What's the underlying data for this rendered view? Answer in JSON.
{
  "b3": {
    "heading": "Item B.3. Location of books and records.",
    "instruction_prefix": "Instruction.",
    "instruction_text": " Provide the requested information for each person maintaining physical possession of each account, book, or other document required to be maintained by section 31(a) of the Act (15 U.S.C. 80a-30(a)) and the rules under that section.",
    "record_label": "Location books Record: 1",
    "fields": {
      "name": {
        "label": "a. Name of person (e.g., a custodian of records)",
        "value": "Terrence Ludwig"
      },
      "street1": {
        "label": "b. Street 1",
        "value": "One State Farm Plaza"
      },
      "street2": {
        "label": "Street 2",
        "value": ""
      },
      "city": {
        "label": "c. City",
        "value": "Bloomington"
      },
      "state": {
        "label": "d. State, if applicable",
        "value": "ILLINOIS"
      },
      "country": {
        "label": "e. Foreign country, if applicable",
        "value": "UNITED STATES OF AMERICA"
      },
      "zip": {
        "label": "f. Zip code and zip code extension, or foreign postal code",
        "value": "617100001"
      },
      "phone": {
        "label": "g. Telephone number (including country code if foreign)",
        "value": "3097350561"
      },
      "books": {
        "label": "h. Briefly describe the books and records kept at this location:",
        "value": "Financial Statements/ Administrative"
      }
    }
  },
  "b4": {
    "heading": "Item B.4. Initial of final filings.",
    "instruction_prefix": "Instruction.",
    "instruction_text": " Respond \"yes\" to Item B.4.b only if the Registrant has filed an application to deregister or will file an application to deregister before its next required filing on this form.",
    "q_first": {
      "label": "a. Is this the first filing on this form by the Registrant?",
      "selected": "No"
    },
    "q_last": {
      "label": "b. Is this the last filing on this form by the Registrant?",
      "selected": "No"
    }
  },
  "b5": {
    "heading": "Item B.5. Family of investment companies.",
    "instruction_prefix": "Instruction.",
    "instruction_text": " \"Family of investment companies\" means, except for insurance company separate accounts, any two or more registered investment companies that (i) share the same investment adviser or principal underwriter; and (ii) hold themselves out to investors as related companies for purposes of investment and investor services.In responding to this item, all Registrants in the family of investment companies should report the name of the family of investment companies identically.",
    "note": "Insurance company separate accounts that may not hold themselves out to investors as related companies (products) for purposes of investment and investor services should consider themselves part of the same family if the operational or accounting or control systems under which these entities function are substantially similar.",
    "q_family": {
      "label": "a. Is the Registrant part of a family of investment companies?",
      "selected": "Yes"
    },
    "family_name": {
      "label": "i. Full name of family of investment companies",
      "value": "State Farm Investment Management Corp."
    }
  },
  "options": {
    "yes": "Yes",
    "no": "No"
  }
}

········

**Given instruction**. Produce an exact copy of every entry above.

**Correct result**.
What's the underlying data for this rendered view? Answer in JSON.
{
  "b3": {
    "heading": "Item B.3. Location of books and records.",
    "instruction_prefix": "Instruction.",
    "instruction_text": " Provide the requested information for each person maintaining physical possession of each account, book, or other document required to be maintained by section 31(a) of the Act (15 U.S.C. 80a-30(a)) and the rules under that section.",
    "record_label": "Location books Record: 1",
    "fields": {
      "name": {
        "label": "a. Name of person (e.g., a custodian of records)",
        "value": "Terrence Ludwig"
      },
      "street1": {
        "label": "b. Street 1",
        "value": "One State Farm Plaza"
      },
      "street2": {
        "label": "Street 2",
        "value": ""
      },
      "city": {
        "label": "c. City",
        "value": "Bloomington"
      },
      "state": {
        "label": "d. State, if applicable",
        "value": "ILLINOIS"
      },
      "country": {
        "label": "e. Foreign country, if applicable",
        "value": "UNITED STATES OF AMERICA"
      },
      "zip": {
        "label": "f. Zip code and zip code extension, or foreign postal code",
        "value": "617100001"
      },
      "phone": {
        "label": "g. Telephone number (including country code if foreign)",
        "value": "3097350561"
      },
      "books": {
        "label": "h. Briefly describe the books and records kept at this location:",
        "value": "Financial Statements/ Administrative"
      }
    }
  },
  "b4": {
    "heading": "Item B.4. Initial of final filings.",
    "instruction_prefix": "Instruction.",
    "instruction_text": " Respond \"yes\" to Item B.4.b only if the Registrant has filed an application to deregister or will file an application to deregister before its next required filing on this form.",
    "q_first": {
      "label": "a. Is this the first filing on this form by the Registrant?",
      "selected": "No"
    },
    "q_last": {
      "label": "b. Is this the last filing on this form by the Registrant?",
      "selected": "No"
    }
  },
  "b5": {
    "heading": "Item B.5. Family of investment companies.",
    "instruction_prefix": "Instruction.",
    "instruction_text": " \"Family of investment companies\" means, except for insurance company separate accounts, any two or more registered investment companies that (i) share the same investment adviser or principal underwriter; and (ii) hold themselves out to investors as related companies for purposes of investment and investor services.In responding to this item, all Registrants in the family of investment companies should report the name of the family of investment companies identically.",
    "note": "Insurance company separate accounts that may not hold themselves out to investors as related companies (products) for purposes of investment and investor services should consider themselves part of the same family if the operational or accounting or control systems under which these entities function are substantially similar.",
    "q_family": {
      "label": "a. Is the Registrant part of a family of investment companies?",
      "selected": "Yes"
    },
    "family_name": {
      "label": "i. Full name of family of investment companies",
      "value": "State Farm Investment Management Corp."
    }
  },
  "options": {
    "yes": "Yes",
    "no": "No"
  }
}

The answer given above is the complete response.